"""
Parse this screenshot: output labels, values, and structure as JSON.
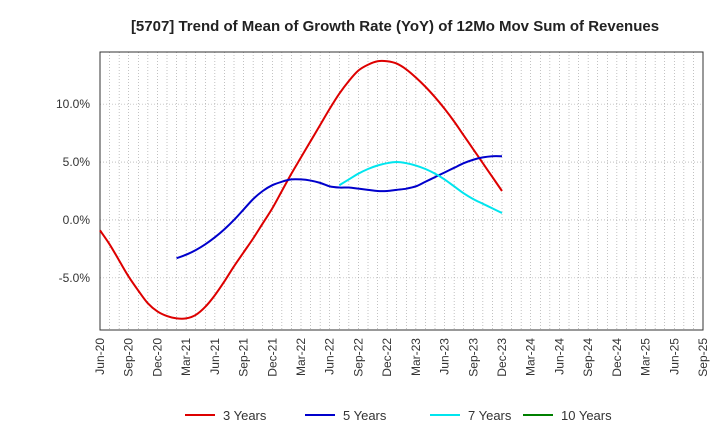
{
  "chart_data": {
    "type": "line",
    "title": "[5707]  Trend of Mean of Growth Rate (YoY) of 12Mo Mov Sum of Revenues",
    "xlabel": "",
    "ylabel": "",
    "ylim": [
      -9.5,
      14.5
    ],
    "y_ticks": [
      10,
      5,
      0,
      -5
    ],
    "y_tick_labels": [
      "10.0%",
      "5.0%",
      "0.0%",
      "-5.0%"
    ],
    "x_tick_labels": [
      "Jun-20",
      "Sep-20",
      "Dec-20",
      "Mar-21",
      "Jun-21",
      "Sep-21",
      "Dec-21",
      "Mar-22",
      "Jun-22",
      "Sep-22",
      "Dec-22",
      "Mar-23",
      "Jun-23",
      "Sep-23",
      "Dec-23",
      "Mar-24",
      "Jun-24",
      "Sep-24",
      "Dec-24",
      "Mar-25",
      "Jun-25",
      "Sep-25"
    ],
    "grid": true,
    "legend_position": "bottom",
    "series": [
      {
        "name": "3 Years",
        "color": "#dd0000",
        "x": [
          0,
          1,
          2,
          3,
          4,
          5,
          6,
          7,
          8,
          9,
          10,
          11,
          12,
          13,
          14,
          15,
          16,
          17,
          18,
          19,
          20,
          21,
          22,
          23,
          24,
          25,
          26,
          27,
          28,
          29,
          30,
          31,
          32,
          33,
          34,
          35,
          36,
          37,
          38,
          39,
          40,
          41,
          42,
          43,
          44,
          45,
          46,
          47,
          48,
          49,
          50,
          51,
          52,
          53,
          54,
          55,
          56,
          57,
          58,
          59,
          60
        ],
        "values": [
          -0.9,
          -2.1,
          -3.5,
          -4.9,
          -6.1,
          -7.2,
          -7.9,
          -8.3,
          -8.5,
          -8.5,
          -8.2,
          -7.5,
          -6.5,
          -5.3,
          -4.0,
          -2.8,
          -1.6,
          -0.3,
          1.0,
          2.5,
          4.0,
          5.4,
          6.8,
          8.2,
          9.6,
          10.9,
          12.0,
          12.9,
          13.4,
          13.7,
          13.7,
          13.5,
          13.0,
          12.3,
          11.5,
          10.6,
          9.6,
          8.5,
          7.3,
          6.1,
          4.9,
          3.7,
          2.5,
          null,
          null,
          null,
          null,
          null,
          null,
          null,
          null,
          null,
          null,
          null,
          null,
          null,
          null,
          null,
          null,
          null,
          null
        ]
      },
      {
        "name": "5 Years",
        "color": "#0000cc",
        "x": [
          8,
          9,
          10,
          11,
          12,
          13,
          14,
          15,
          16,
          17,
          18,
          19,
          20,
          21,
          22,
          23,
          24,
          25,
          26,
          27,
          28,
          29,
          30,
          31,
          32,
          33,
          34,
          35,
          36,
          37,
          38,
          39,
          40,
          41,
          42
        ],
        "values": [
          -3.3,
          -3.0,
          -2.6,
          -2.1,
          -1.5,
          -0.8,
          0.0,
          0.9,
          1.8,
          2.5,
          3.0,
          3.3,
          3.5,
          3.5,
          3.4,
          3.2,
          2.9,
          2.8,
          2.8,
          2.7,
          2.6,
          2.5,
          2.5,
          2.6,
          2.7,
          2.9,
          3.3,
          3.7,
          4.1,
          4.5,
          4.9,
          5.2,
          5.4,
          5.5,
          5.5
        ]
      },
      {
        "name": "7 Years",
        "color": "#00e5ee",
        "x": [
          25,
          26,
          27,
          28,
          29,
          30,
          31,
          32,
          33,
          34,
          35,
          36,
          37,
          38,
          39,
          40,
          41,
          42
        ],
        "values": [
          3.0,
          3.5,
          4.0,
          4.4,
          4.7,
          4.9,
          5.0,
          4.9,
          4.7,
          4.4,
          4.0,
          3.5,
          2.9,
          2.3,
          1.8,
          1.4,
          1.0,
          0.6
        ]
      },
      {
        "name": "10 Years",
        "color": "#008000",
        "x": [],
        "values": []
      }
    ]
  }
}
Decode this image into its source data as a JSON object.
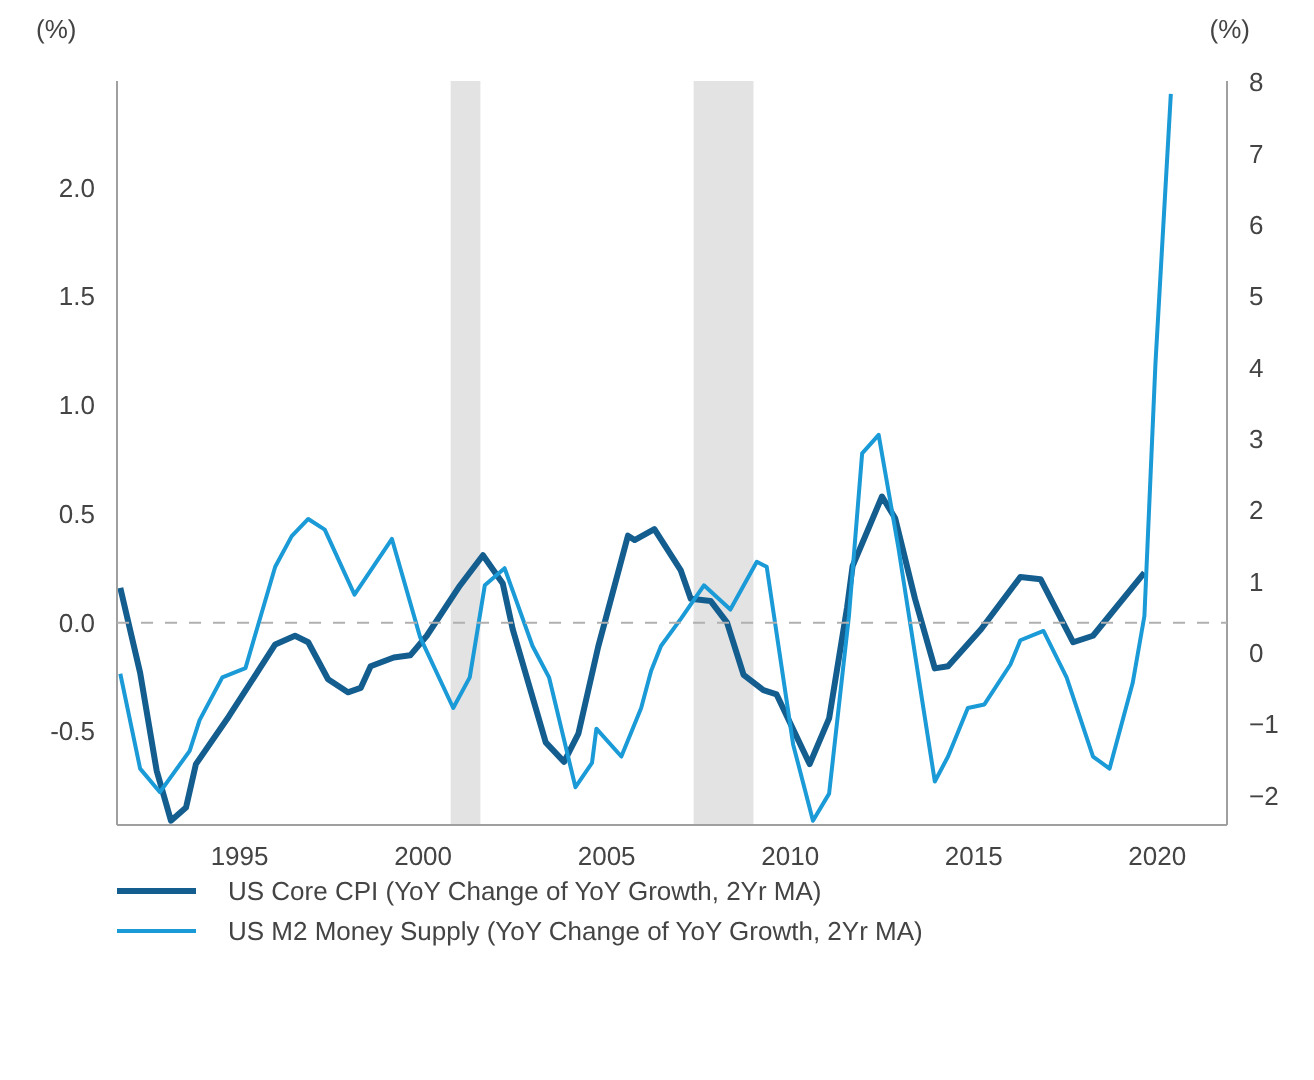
{
  "chart_data": {
    "type": "line",
    "ylabel": "(%)",
    "y2label": "(%)",
    "xlim": [
      1991.66,
      2021.9
    ],
    "xticks": [
      1995,
      2000,
      2005,
      2010,
      2015,
      2020
    ],
    "ylim": [
      -0.93,
      2.49
    ],
    "yticks": [
      {
        "value": -0.5,
        "label": "-0.5"
      },
      {
        "value": 0,
        "label": "0.0"
      },
      0.5,
      {
        "value": 1,
        "label": "1.0"
      },
      1.5,
      {
        "value": 2,
        "label": "2.0"
      }
    ],
    "y2lim": [
      -2.41,
      8.02
    ],
    "y2ticks": [
      -2,
      -1,
      0,
      1,
      2,
      3,
      4,
      5,
      6,
      7,
      8
    ],
    "grid": false,
    "legend": "bottom",
    "line_style": "solid",
    "marker": "none",
    "ref_lines": [
      {
        "axis": "y",
        "value": 0,
        "color": "#b0b0b0",
        "line_style": "dashed"
      }
    ],
    "bands": [
      {
        "axis": "x",
        "from": 2000.75,
        "to": 2001.56,
        "color": "#e3e3e3"
      },
      {
        "axis": "x",
        "from": 2007.37,
        "to": 2009.0,
        "color": "#e3e3e3"
      }
    ],
    "series": [
      {
        "name": "US Core CPI (YoY Change of YoY Growth, 2Yr MA)",
        "color": "#135d8f",
        "axis": "y",
        "x": [
          1991.75,
          1992.29,
          1992.74,
          1993.13,
          1993.54,
          1993.81,
          1994.71,
          1995.97,
          1996.51,
          1996.87,
          1997.41,
          1997.95,
          1998.3,
          1998.57,
          1999.2,
          1999.65,
          2000.1,
          2001.0,
          2001.63,
          2002.17,
          2002.44,
          2003.34,
          2003.84,
          2004.23,
          2004.77,
          2005.58,
          2005.76,
          2006.3,
          2007.02,
          2007.29,
          2007.83,
          2008.28,
          2008.73,
          2009.27,
          2009.63,
          2010.53,
          2011.06,
          2011.55,
          2011.7,
          2012.5,
          2012.86,
          2013.4,
          2013.94,
          2014.3,
          2015.2,
          2016.27,
          2016.82,
          2017.71,
          2018.25,
          2019.65
        ],
        "values": [
          0.16,
          -0.23,
          -0.68,
          -0.91,
          -0.85,
          -0.65,
          -0.43,
          -0.1,
          -0.06,
          -0.09,
          -0.26,
          -0.32,
          -0.3,
          -0.2,
          -0.16,
          -0.15,
          -0.06,
          0.17,
          0.31,
          0.18,
          -0.03,
          -0.55,
          -0.64,
          -0.51,
          -0.11,
          0.4,
          0.38,
          0.43,
          0.24,
          0.11,
          0.1,
          0.0,
          -0.24,
          -0.31,
          -0.33,
          -0.65,
          -0.44,
          0.07,
          0.26,
          0.58,
          0.48,
          0.11,
          -0.21,
          -0.2,
          -0.03,
          0.21,
          0.2,
          -0.09,
          -0.06,
          0.23
        ]
      },
      {
        "name": "US M2 Money Supply (YoY Change of YoY Growth, 2Yr MA)",
        "color": "#1a9ad6",
        "axis": "y2",
        "x": [
          1991.75,
          1992.29,
          1992.83,
          1993.64,
          1993.91,
          1994.53,
          1995.16,
          1995.97,
          1996.42,
          1996.87,
          1997.32,
          1998.13,
          1999.15,
          1999.92,
          2000.82,
          2001.27,
          2001.68,
          2002.22,
          2002.98,
          2003.43,
          2004.15,
          2004.6,
          2004.72,
          2005.4,
          2005.94,
          2006.21,
          2006.48,
          2007.02,
          2007.65,
          2008.37,
          2009.09,
          2009.36,
          2010.08,
          2010.62,
          2011.06,
          2011.6,
          2011.96,
          2012.41,
          2012.95,
          2013.94,
          2014.3,
          2014.84,
          2015.29,
          2016.0,
          2016.27,
          2016.9,
          2017.53,
          2018.25,
          2018.7,
          2019.33,
          2019.65,
          2019.95,
          2020.37
        ],
        "values": [
          -0.29,
          -1.62,
          -1.95,
          -1.37,
          -0.94,
          -0.34,
          -0.21,
          1.21,
          1.64,
          1.88,
          1.73,
          0.82,
          1.6,
          0.22,
          -0.77,
          -0.34,
          0.95,
          1.19,
          0.1,
          -0.34,
          -1.88,
          -1.54,
          -1.06,
          -1.45,
          -0.77,
          -0.25,
          0.1,
          0.48,
          0.95,
          0.61,
          1.28,
          1.21,
          -1.28,
          -2.35,
          -1.97,
          0.52,
          2.8,
          3.06,
          1.47,
          -1.8,
          -1.45,
          -0.77,
          -0.72,
          -0.16,
          0.18,
          0.31,
          -0.34,
          -1.45,
          -1.62,
          -0.42,
          0.52,
          4.05,
          7.84
        ]
      }
    ]
  }
}
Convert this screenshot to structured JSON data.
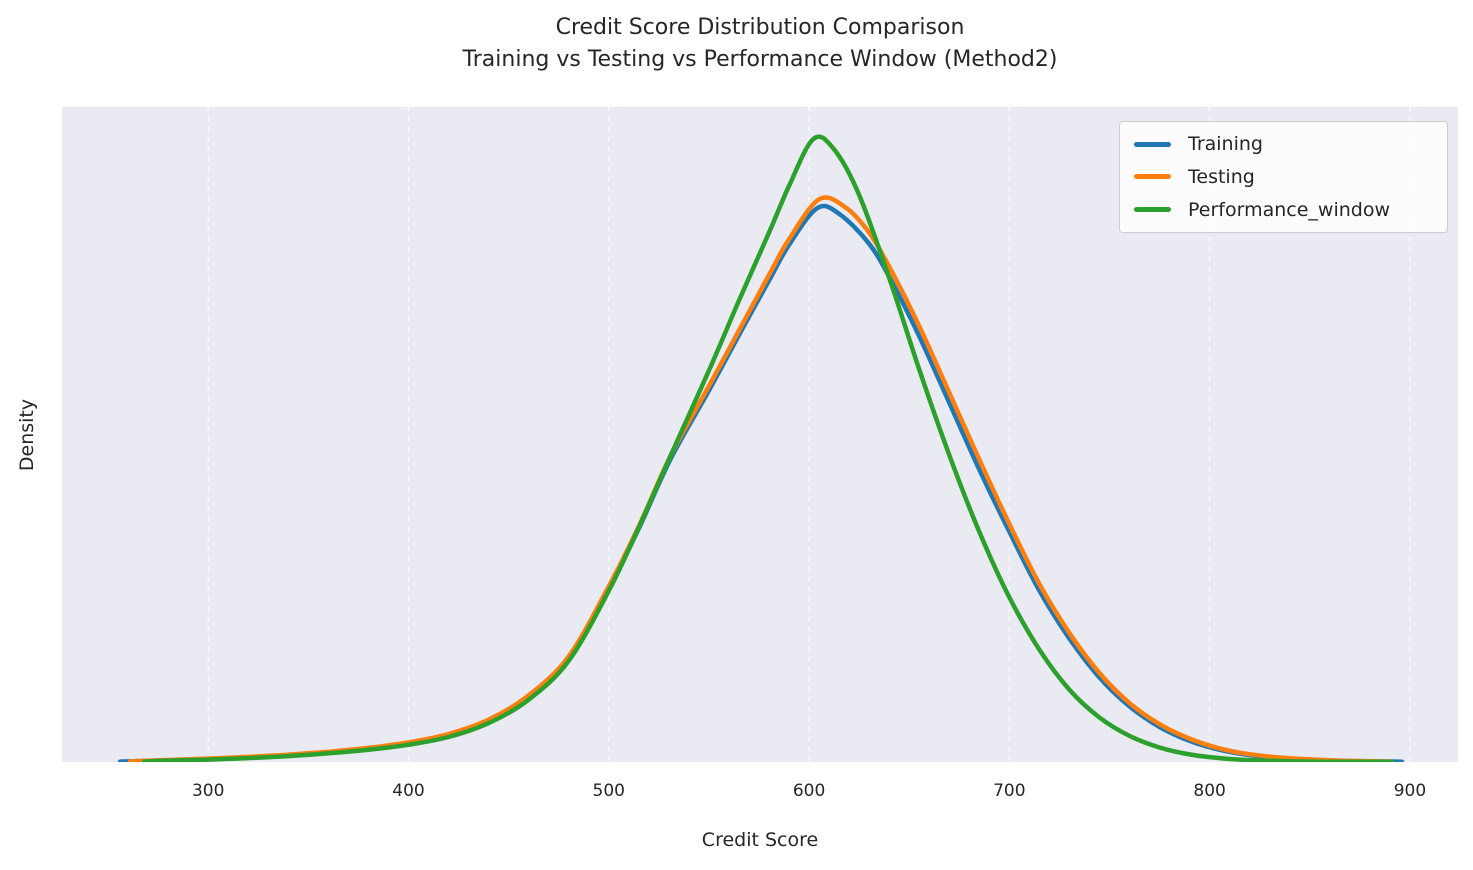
"""
> **Your objective**
From the listing above, collect every line that mentions the word "JSON".

> **Task response**
Parse this screenshot: output labels, values, and structure as JSON.
Decode this image into its source data as a JSON object.
Convert this screenshot to structured JSON data.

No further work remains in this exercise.